• _Text passage_:

*-*-*

In fact, "depression" is the wrong word. It's more like anxiety: a relentless churning, thinking-about-thinking. You can't function. You can't sleep. You're not yourself. You don't feel like you're in yourself. It's just overwhelming. And as I sit here at fifty-eight, I'm 100% sure it's largely a chemical reaction that can happen to certain people under certain circumstances. And once it's happened, it's incredibly hard to come back from.

Anyway, during that period, Niels managed to buy Søren out and became sole owner of Clip-Lok—with its Lydenburg factory and over 300 employees.

He offered me a part-time job—basically as the accountant and IT guy. This was 1997, and they had one little computer not connected to anything. The internet was just starting, and I was already a CompuServe veteran and all over the first ISPs like a rash. I'd already networked Fishy Pete's with three or four PCs on a LAN.

Niels offered me the princely sum of R15,000 a month—which was a lot back then. I'd go in each morning before heading to Fishy Pete's, and I had my own office. I quickly networked the place, connected it to the internet and started digging through their bank accounts.

By then, I'd become quite a proficient accountant. Not something I was trained in, but something I clearly had an aptitude for.

After five or six weeks of doing the books, I went to Niels and said, "Your business is losing R300,000 a month."

He said, "That's not possible."

I said, "Yes, it is."

"Where's the money going?"

"Well," I said, "your debtors have gone from four million to two and a half, your creditors have gone from one million to two and a half, and your turnover has dropped from three million a month to one and a half."

There had been a lull in demand from the car companies for Clip-Lok's core product. And Niels really needed to take action—downsize, retrench. But he didn't. Instead, he turned that brilliant engineering brain of his to something new.

He saw a need for a variant of the Clip-Lok packaging system for the fruit industry—which is massive in South Africa—and set about developing that.

On my side, the Rapala orders were keeping us going, and with the income from Clip-Lok, we were doing very well.


I remember one incident vividly. I was in my little office at Wood Creations during lunch break. There weren't many people around. A pretty little Afrikaans girl called Gerda, who worked in the office, came in, closed the door, walked around my desk, and sat on my lap.

I was gobsmacked.

"What are you doing?" I said.

She just looked at me and said, "You know... how about it?"

I said, "No! I'm married."

*-*-*

• _Supplied data_:
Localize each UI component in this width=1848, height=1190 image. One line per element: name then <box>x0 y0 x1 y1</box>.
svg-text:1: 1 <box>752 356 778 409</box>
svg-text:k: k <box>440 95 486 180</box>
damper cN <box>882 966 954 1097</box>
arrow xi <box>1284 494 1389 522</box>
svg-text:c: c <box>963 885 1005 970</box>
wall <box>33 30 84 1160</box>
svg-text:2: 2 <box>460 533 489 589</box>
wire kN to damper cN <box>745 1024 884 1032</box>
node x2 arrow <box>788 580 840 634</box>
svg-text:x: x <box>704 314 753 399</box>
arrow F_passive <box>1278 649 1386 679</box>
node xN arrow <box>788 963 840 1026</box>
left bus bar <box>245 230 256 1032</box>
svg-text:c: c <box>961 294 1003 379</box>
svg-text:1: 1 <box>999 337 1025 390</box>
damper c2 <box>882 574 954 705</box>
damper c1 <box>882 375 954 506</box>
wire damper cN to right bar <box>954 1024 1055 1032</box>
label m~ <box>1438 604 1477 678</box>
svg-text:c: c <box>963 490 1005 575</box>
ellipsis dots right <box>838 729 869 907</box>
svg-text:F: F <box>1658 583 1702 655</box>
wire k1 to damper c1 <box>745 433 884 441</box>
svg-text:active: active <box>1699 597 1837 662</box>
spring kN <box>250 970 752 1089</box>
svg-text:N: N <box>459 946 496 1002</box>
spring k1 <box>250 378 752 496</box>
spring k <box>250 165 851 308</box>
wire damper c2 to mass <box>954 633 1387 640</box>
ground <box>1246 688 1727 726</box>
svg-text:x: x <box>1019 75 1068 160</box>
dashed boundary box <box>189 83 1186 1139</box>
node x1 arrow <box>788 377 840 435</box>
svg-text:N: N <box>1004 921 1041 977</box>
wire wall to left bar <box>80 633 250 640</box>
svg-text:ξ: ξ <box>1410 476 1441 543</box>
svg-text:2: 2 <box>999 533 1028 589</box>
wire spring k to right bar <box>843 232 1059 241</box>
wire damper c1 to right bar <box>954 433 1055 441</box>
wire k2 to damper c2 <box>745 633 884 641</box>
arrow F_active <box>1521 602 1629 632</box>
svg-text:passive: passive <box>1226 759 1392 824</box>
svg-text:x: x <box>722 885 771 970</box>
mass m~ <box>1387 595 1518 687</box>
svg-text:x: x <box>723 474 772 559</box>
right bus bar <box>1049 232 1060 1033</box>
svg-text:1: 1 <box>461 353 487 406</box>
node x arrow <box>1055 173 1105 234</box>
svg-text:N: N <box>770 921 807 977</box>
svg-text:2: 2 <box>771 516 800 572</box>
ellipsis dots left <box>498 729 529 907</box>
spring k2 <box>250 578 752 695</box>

*-*-*

• _What to do_:
A: In the memoir excerpt, how much did Niels offer the writer each month for the part-time job?
B: Reproduce part of the memoir excerpt, beginning at the words "After five or" and stopping after "to something new.".

• _Expected responses_:
A: R15,000 a month.

B:
After five or six weeks of doing the books, I went to Niels and said, "Your business is losing R300,000 a month."

He said, "That's not possible."

I said, "Yes, it is."

"Where's the money going?"

"Well," I said, "your debtors have gone from four million to two and a half, your creditors have gone from one million to two and a half, and your turnover has dropped from three million a month to one and a half."

There had been a lull in demand from the car companies for Clip-Lok's core product. And Niels really needed to take action—downsize, retrench. But he didn't. Instead, he turned that brilliant engineering brain of his to something new.